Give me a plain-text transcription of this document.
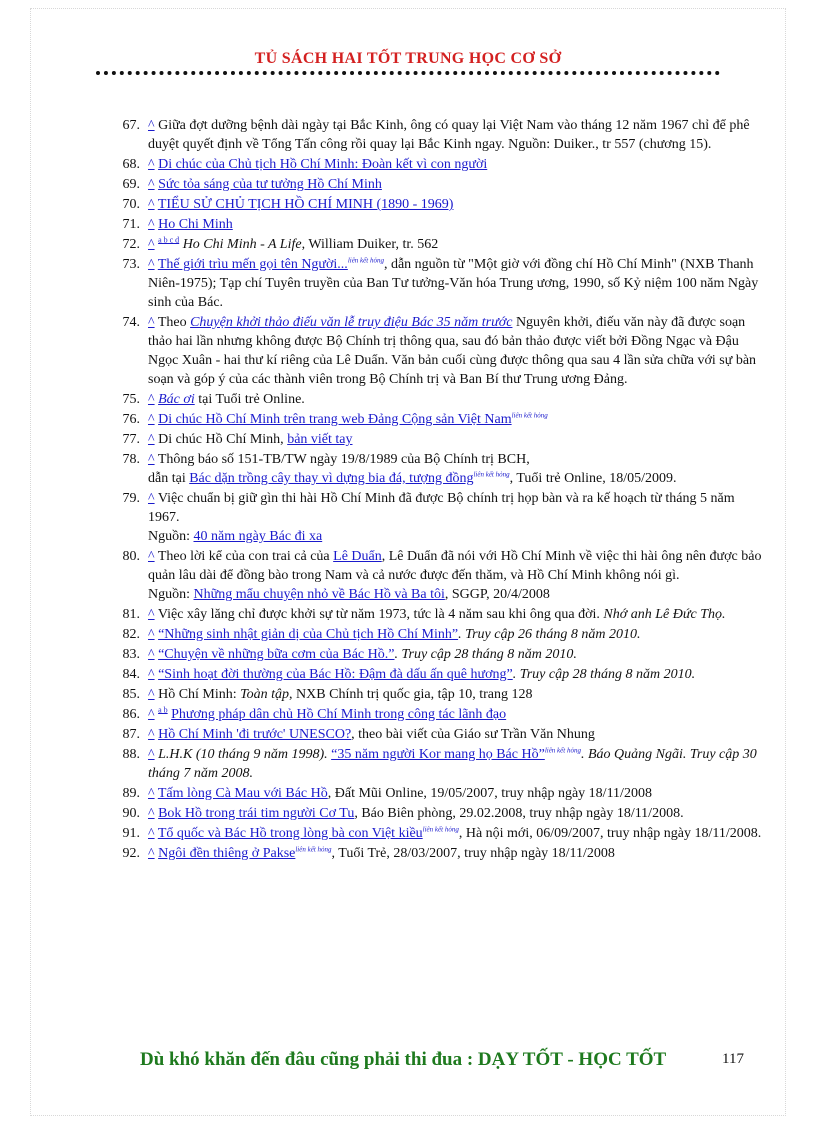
TỦ SÁCH HAI TỐT TRUNG HỌC CƠ SỞ
67. ^ Giữa đợt dưỡng bệnh dài ngày tại Bắc Kinh, ông có quay lại Việt Nam vào tháng 12 năm 1967 chỉ để phê duyệt quyết định về Tổng Tấn công rồi quay lại Bắc Kinh ngay. Nguồn: Duiker., tr 557 (chương 15).
68. ^ Di chúc của Chủ tịch Hồ Chí Minh: Đoàn kết vì con người
69. ^ Sức tỏa sáng của tư tưởng Hồ Chí Minh
70. ^ TIỂU SỬ CHỦ TỊCH HỒ CHÍ MINH (1890 - 1969)
71. ^ Ho Chi Minh
72. ^ $^{a b c d}$ Ho Chi Minh - A Life, William Duiker, tr. 562
73. ^ Thế giới trìu mến gọi tên Người...$^{liên kết hỏng}$, dẫn nguồn từ "Một giờ với đồng chí Hồ Chí Minh" (NXB Thanh Niên-1975); Tạp chí Tuyên truyền của Ban Tư tưởng-Văn hóa Trung ương, 1990, số Kỷ niệm 100 năm Ngày sinh của Bác.
74. ^ Theo Chuyện khởi thảo điếu văn lễ truy điệu Bác 35 năm trước Nguyên khởi, điếu văn này đã được soạn thảo hai lần nhưng không được Bộ Chính trị thông qua, sau đó bản thảo được viết bởi Đồng Ngạc và Đậu Ngọc Xuân - hai thư kí riêng của Lê Duẩn. Văn bản cuối cùng được thông qua sau 4 lần sửa chữa với sự bàn soạn và góp ý của các thành viên trong Bộ Chính trị và Ban Bí thư Trung ương Đảng.
75. ^ Bác ơi tại Tuổi trẻ Online.
76. ^ Di chúc Hồ Chí Minh trên trang web Đảng Cộng sản Việt Nam$^{liên kết hỏng}$
77. ^ Di chúc Hồ Chí Minh, bản viết tay
78. ^ Thông báo số 151-TB/TW ngày 19/8/1989 của Bộ Chính trị BCH,
dẫn tại Bác dặn trồng cây thay vì dựng bia đá, tượng đồng$^{liên kết hỏng}$, Tuổi trẻ Online, 18/05/2009.
79. ^ Việc chuẩn bị giữ gìn thi hài Hồ Chí Minh đã được Bộ chính trị họp bàn và ra kế hoạch từ tháng 5 năm 1967.
Nguồn: 40 năm ngày Bác đi xa
80. ^ Theo lời kể của con trai cả của Lê Duẩn, Lê Duẩn đã nói với Hồ Chí Minh về việc thi hài ông nên được bảo quản lâu dài để đồng bào trong Nam và cả nước được đến thăm, và Hồ Chí Minh không nói gì.
Nguồn: Những mẩu chuyện nhỏ về Bác Hồ và Ba tôi, SGGP, 20/4/2008
81. ^ Việc xây lăng chỉ được khởi sự từ năm 1973, tức là 4 năm sau khi ông qua đời. Nhớ anh Lê Đức Thọ.
82. ^ “Những sinh nhật giản dị của Chủ tịch Hồ Chí Minh”. Truy cập 26 tháng 8 năm 2010.
83. ^ “Chuyện về những bữa cơm của Bác Hồ.”. Truy cập 28 tháng 8 năm 2010.
84. ^ “Sinh hoạt đời thường của Bác Hồ: Đậm đà dấu ấn quê hương”. Truy cập 28 tháng 8 năm 2010.
85. ^ Hồ Chí Minh: Toàn tập, NXB Chính trị quốc gia, tập 10, trang 128
86. ^ $^{a b}$ Phương pháp dân chủ Hồ Chí Minh trong công tác lãnh đạo
87. ^ Hồ Chí Minh 'đi trước' UNESCO?, theo bài viết của Giáo sư Trần Văn Nhung
88. ^ L.H.K (10 tháng 9 năm 1998). “35 năm người Kor mang họ Bác Hồ”$^{liên kết hỏng}$. Báo Quảng Ngãi. Truy cập 30 tháng 7 năm 2008.
89. ^ Tấm lòng Cà Mau với Bác Hồ, Đất Mũi Online, 19/05/2007, truy nhập ngày 18/11/2008
90. ^ Bok Hồ trong trái tim người Cơ Tu, Báo Biên phòng, 29.02.2008, truy nhập ngày 18/11/2008.
91. ^ Tổ quốc và Bác Hồ trong lòng bà con Việt kiều$^{liên kết hỏng}$, Hà nội mới, 06/09/2007, truy nhập ngày 18/11/2008.
92. ^ Ngôi đền thiêng ở Pakse$^{liên kết hỏng}$, Tuổi Trẻ, 28/03/2007, truy nhập ngày 18/11/2008
Dù khó khăn đến đâu cũng phải thi đua : DẠY TỐT - HỌC TỐT	117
********************
## [EXERCISE PROMPT]
Pull out the lines above in which the word "lòng" appears.

## [RESULT OF THIS EXERCISE]
89. ^ Tấm lòng Cà Mau với Bác Hồ, Đất Mũi Online, 19/05/2007, truy nhập ngày 18/11/2008
91. ^ Tổ quốc và Bác Hồ trong lòng bà con Việt kiều$^{liên kết hỏng}$, Hà nội mới, 06/09/2007, truy nhập ngày 18/11/2008.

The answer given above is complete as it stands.